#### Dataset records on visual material
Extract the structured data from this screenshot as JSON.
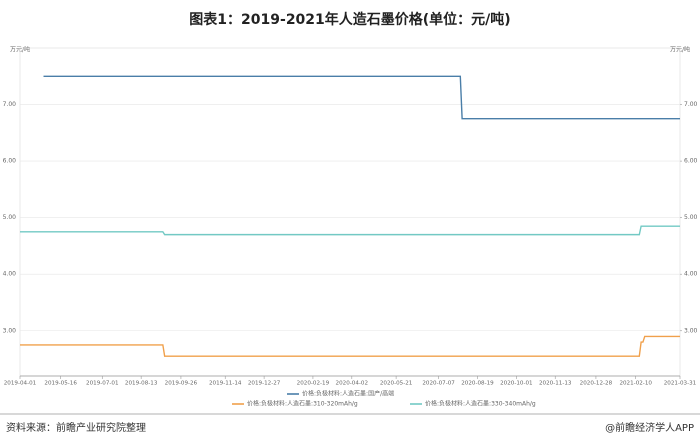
{
  "chart_data": {
    "type": "line",
    "title": "图表1：2019-2021年人造石墨价格(单位：元/吨)",
    "ylabel": "万元/吨",
    "y2label": "万元/吨",
    "xlim": [
      "2019-04-01",
      "2021-03-31"
    ],
    "xticks": [
      "2019-04-01",
      "2019-05-16",
      "2019-07-01",
      "2019-08-13",
      "2019-09-26",
      "2019-11-14",
      "2019-12-27",
      "2020-02-19",
      "2020-04-02",
      "2020-05-21",
      "2020-07-07",
      "2020-08-19",
      "2020-10-01",
      "2020-11-13",
      "2020-12-28",
      "2021-02-10",
      "2021-03-31"
    ],
    "ylim": [
      2.2,
      8.0
    ],
    "yticks": [
      {
        "value": 3,
        "label": "3.00"
      },
      {
        "value": 4,
        "label": "4.00"
      },
      {
        "value": 5,
        "label": "5.00"
      },
      {
        "value": 6,
        "label": "6.00"
      },
      {
        "value": 7,
        "label": "7.00"
      }
    ],
    "y2lim": [
      2.2,
      8.0
    ],
    "y2ticks": [
      {
        "value": 3,
        "label": "3.00"
      },
      {
        "value": 4,
        "label": "4.00"
      },
      {
        "value": 5,
        "label": "5.00"
      },
      {
        "value": 6,
        "label": "6.00"
      },
      {
        "value": 7,
        "label": "7.00"
      }
    ],
    "grid": true,
    "series": [
      {
        "name": "价格:负极材料:人造石墨:国产/高端",
        "color": "#4a7ea8",
        "x": [
          "2019-04-27",
          "2020-07-31",
          "2020-08-02",
          "2021-03-31"
        ],
        "values": [
          7.5,
          7.5,
          6.75,
          6.75
        ]
      },
      {
        "name": "价格:负极材料:人造石墨:310-320mAh/g",
        "color": "#f0a04b",
        "x": [
          "2019-04-01",
          "2019-09-06",
          "2019-09-08",
          "2021-02-14",
          "2021-02-16",
          "2021-02-18",
          "2021-02-20",
          "2021-03-31"
        ],
        "values": [
          2.75,
          2.75,
          2.55,
          2.55,
          2.8,
          2.8,
          2.9,
          2.9
        ]
      },
      {
        "name": "价格:负极材料:人造石墨:330-340mAh/g",
        "color": "#72c9c4",
        "x": [
          "2019-04-01",
          "2019-09-06",
          "2019-09-08",
          "2021-02-14",
          "2021-02-16",
          "2021-03-31"
        ],
        "values": [
          4.75,
          4.75,
          4.7,
          4.7,
          4.85,
          4.85
        ]
      }
    ],
    "source": "资料来源：前瞻产业研究院整理",
    "credit": "@前瞻经济学人APP"
  }
}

#### Your objective
Gather all lines from the listing above in which "负极材料" occurs.

#### Result of the exercise
        "name": "价格:负极材料:人造石墨:国产/高端",
        "name": "价格:负极材料:人造石墨:310-320mAh/g",
        "name": "价格:负极材料:人造石墨:330-340mAh/g",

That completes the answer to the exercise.